Exercise:
Give only the count of lines containing "środków".

**** Records shown ****

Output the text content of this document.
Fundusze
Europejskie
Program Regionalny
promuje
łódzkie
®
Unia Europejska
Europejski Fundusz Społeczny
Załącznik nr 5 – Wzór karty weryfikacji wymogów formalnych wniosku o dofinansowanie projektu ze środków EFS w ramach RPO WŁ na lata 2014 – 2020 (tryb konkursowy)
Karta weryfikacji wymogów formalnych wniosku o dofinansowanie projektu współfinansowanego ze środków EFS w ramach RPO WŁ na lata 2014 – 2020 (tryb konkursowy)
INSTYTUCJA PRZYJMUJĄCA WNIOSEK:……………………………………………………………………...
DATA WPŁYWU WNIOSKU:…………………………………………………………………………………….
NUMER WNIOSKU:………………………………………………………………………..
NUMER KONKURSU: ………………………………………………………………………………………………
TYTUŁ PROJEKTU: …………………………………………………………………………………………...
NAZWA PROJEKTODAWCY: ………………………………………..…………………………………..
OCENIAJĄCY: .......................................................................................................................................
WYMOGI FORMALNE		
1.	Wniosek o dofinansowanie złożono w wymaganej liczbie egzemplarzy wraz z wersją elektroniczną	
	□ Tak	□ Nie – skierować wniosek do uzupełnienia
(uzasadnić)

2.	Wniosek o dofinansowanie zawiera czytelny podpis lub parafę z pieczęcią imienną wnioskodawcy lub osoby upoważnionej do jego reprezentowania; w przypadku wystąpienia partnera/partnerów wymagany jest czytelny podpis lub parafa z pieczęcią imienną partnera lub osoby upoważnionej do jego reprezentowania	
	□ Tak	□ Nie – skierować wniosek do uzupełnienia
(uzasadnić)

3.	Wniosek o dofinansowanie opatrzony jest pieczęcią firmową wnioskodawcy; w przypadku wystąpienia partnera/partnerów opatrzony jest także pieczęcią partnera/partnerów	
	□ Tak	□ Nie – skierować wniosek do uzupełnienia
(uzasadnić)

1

****
**** Records shown ****

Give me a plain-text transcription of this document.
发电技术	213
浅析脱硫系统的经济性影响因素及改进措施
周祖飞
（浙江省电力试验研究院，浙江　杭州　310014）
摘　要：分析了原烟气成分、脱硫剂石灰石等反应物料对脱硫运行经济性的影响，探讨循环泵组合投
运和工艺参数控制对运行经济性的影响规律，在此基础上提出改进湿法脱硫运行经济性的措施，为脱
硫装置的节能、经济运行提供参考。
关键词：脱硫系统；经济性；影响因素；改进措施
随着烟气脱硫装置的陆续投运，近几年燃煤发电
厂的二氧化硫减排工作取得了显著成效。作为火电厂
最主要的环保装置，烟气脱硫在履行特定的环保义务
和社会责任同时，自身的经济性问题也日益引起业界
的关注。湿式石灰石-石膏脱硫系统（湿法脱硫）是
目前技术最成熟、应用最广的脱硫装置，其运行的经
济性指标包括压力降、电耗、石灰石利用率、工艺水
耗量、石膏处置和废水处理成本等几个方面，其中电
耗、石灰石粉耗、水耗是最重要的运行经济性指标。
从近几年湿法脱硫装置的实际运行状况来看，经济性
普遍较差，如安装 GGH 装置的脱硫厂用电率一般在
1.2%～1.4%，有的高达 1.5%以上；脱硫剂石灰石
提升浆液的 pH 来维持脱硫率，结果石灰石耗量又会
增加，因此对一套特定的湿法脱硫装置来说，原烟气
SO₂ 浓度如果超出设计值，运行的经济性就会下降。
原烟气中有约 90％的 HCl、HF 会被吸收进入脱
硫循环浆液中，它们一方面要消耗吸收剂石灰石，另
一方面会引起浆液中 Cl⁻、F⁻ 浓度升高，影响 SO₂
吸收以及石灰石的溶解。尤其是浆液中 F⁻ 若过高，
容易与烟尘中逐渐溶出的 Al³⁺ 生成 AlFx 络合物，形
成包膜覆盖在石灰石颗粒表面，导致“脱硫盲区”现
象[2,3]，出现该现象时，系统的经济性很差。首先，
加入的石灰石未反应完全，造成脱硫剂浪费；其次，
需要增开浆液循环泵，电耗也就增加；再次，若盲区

****

Finished task:
2